Dataset entries on figures:

** BEGIN **

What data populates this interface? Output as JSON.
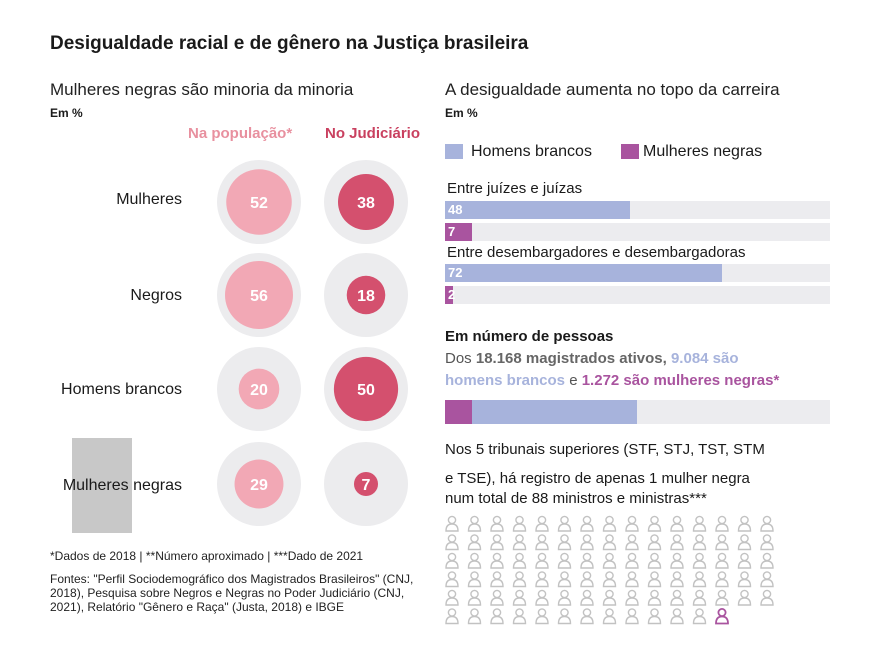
{
  "title": "Desigualdade racial e de gênero na Justiça brasileira",
  "left": {
    "subtitle": "Mulheres negras são minoria da minoria",
    "unit": "Em %",
    "col1": "Na população*",
    "col2": "No Judiciário"
  },
  "right": {
    "subtitle": "A desigualdade aumenta no topo da carreira",
    "unit": "Em %",
    "legend": [
      "Homens brancos",
      "Mulheres negras"
    ],
    "groups": [
      "Entre juízes e juízas",
      "Entre desembargadores e desembargadoras"
    ],
    "people_heading": "Em número de pessoas",
    "people_line1_prefix": "Dos",
    "people_line1_total": "18.168 magistrados ativos,",
    "people_line1_white": "9.084 são",
    "people_line2_white": "homens brancos",
    "people_line2_mid": "e",
    "people_line2_black": "1.272 são mulheres negras*",
    "tribunals_line1": "Nos 5 tribunais superiores (STF, STJ, TST, STM",
    "tribunals_line2": "e TSE), há registro de apenas 1 mulher negra",
    "tribunals_line3": "num total de 88 ministros e ministras***"
  },
  "footnote": "*Dados de 2018 | **Número aproximado | ***Dado de 2021",
  "sources": "Fontes: \"Perfil Sociodemográfico dos Magistrados Brasileiros\" (CNJ, 2018), Pesquisa sobre Negros e Negras no Poder Judiciário (CNJ, 2021), Relatório \"Gênero e Raça\" (Justa, 2018) e IBGE",
  "colors": {
    "population": "#f2a8b5",
    "judiciary": "#d4506e",
    "population_text": "#e8909f",
    "judiciary_text": "#c9405f",
    "white_men": "#a7b3dc",
    "black_women": "#a9549f",
    "ring": "#ececee",
    "track": "#ececef",
    "icon_grey": "#c2c2c2"
  },
  "chart_data": [
    {
      "type": "bubble",
      "title": "Mulheres negras são minoria da minoria",
      "unit": "Em %",
      "categories": [
        "Mulheres",
        "Negros",
        "Homens brancos",
        "Mulheres negras"
      ],
      "series": [
        {
          "name": "Na população*",
          "values": [
            52,
            56,
            20,
            29
          ]
        },
        {
          "name": "No Judiciário",
          "values": [
            38,
            18,
            50,
            7
          ]
        }
      ]
    },
    {
      "type": "bar",
      "title": "A desigualdade aumenta no topo da carreira",
      "unit": "Em %",
      "categories": [
        "Entre juízes e juízas",
        "Entre desembargadores e desembargadoras"
      ],
      "series": [
        {
          "name": "Homens brancos",
          "values": [
            48,
            72
          ]
        },
        {
          "name": "Mulheres negras",
          "values": [
            7,
            2
          ]
        }
      ],
      "xlim": [
        0,
        100
      ]
    },
    {
      "type": "bar",
      "title": "Em número de pessoas",
      "total": 18168,
      "series": [
        {
          "name": "homens brancos",
          "values": [
            9084
          ]
        },
        {
          "name": "mulheres negras",
          "values": [
            1272
          ]
        }
      ]
    },
    {
      "type": "pictogram",
      "total": 88,
      "highlighted": 1
    }
  ]
}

** END **

**Problem requirements**: Show every line of the records above that contains the word "pessoas".

**Exercise output**:
    "people_heading": "Em número de pessoas",
      "title": "Em número de pessoas",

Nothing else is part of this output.